* GIVEN RECORDS
────────

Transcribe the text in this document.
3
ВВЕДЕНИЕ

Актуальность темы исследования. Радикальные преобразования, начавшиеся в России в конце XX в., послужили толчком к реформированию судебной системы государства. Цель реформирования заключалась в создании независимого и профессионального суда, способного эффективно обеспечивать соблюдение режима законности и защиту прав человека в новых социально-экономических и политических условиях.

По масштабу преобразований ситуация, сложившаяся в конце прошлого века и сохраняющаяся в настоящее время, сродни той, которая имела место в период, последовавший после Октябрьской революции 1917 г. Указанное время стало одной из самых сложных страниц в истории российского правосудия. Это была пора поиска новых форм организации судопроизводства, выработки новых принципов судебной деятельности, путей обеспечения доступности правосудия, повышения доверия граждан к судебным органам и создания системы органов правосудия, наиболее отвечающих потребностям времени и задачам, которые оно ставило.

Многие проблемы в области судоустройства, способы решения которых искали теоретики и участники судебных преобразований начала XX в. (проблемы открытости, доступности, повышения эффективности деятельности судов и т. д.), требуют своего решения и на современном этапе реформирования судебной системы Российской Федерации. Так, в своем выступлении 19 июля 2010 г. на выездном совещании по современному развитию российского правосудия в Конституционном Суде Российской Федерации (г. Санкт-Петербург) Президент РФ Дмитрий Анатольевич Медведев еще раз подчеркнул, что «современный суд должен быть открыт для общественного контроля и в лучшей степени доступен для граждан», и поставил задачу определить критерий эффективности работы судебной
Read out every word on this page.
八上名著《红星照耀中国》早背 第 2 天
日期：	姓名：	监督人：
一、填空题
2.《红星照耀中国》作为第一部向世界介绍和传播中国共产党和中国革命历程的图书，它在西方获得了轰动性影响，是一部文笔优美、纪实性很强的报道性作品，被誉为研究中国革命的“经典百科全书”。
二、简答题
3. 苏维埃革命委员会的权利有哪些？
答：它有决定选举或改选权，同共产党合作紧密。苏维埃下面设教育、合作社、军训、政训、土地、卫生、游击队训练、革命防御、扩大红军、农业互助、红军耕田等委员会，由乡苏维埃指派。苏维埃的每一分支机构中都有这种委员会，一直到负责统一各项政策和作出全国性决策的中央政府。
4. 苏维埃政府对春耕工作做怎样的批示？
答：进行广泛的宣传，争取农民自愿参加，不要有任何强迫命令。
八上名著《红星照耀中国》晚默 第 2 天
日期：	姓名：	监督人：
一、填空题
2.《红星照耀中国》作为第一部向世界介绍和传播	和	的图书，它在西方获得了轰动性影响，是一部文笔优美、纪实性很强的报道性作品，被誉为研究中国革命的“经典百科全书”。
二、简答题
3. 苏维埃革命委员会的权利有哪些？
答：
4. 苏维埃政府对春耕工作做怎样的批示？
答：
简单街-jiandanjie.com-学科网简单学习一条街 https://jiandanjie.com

────────

* STATED EXERCISE
Make an exact copy of every line from the one with "Read out every word on this page." to the end of the data, with the first and last of those lines included.

* WRITTEN SOLUTION
Read out every word on this page.
八上名著《红星照耀中国》早背 第 2 天
日期：	姓名：	监督人：
一、填空题
2.《红星照耀中国》作为第一部向世界介绍和传播中国共产党和中国革命历程的图书，它在西方获得了轰动性影响，是一部文笔优美、纪实性很强的报道性作品，被誉为研究中国革命的“经典百科全书”。
二、简答题
3. 苏维埃革命委员会的权利有哪些？
答：它有决定选举或改选权，同共产党合作紧密。苏维埃下面设教育、合作社、军训、政训、土地、卫生、游击队训练、革命防御、扩大红军、农业互助、红军耕田等委员会，由乡苏维埃指派。苏维埃的每一分支机构中都有这种委员会，一直到负责统一各项政策和作出全国性决策的中央政府。
4. 苏维埃政府对春耕工作做怎样的批示？
答：进行广泛的宣传，争取农民自愿参加，不要有任何强迫命令。
八上名著《红星照耀中国》晚默 第 2 天
日期：	姓名：	监督人：
一、填空题
2.《红星照耀中国》作为第一部向世界介绍和传播	和	的图书，它在西方获得了轰动性影响，是一部文笔优美、纪实性很强的报道性作品，被誉为研究中国革命的“经典百科全书”。
二、简答题
3. 苏维埃革命委员会的权利有哪些？
答：
4. 苏维埃政府对春耕工作做怎样的批示？
答：
简单街-jiandanjie.com-学科网简单学习一条街 https://jiandanjie.com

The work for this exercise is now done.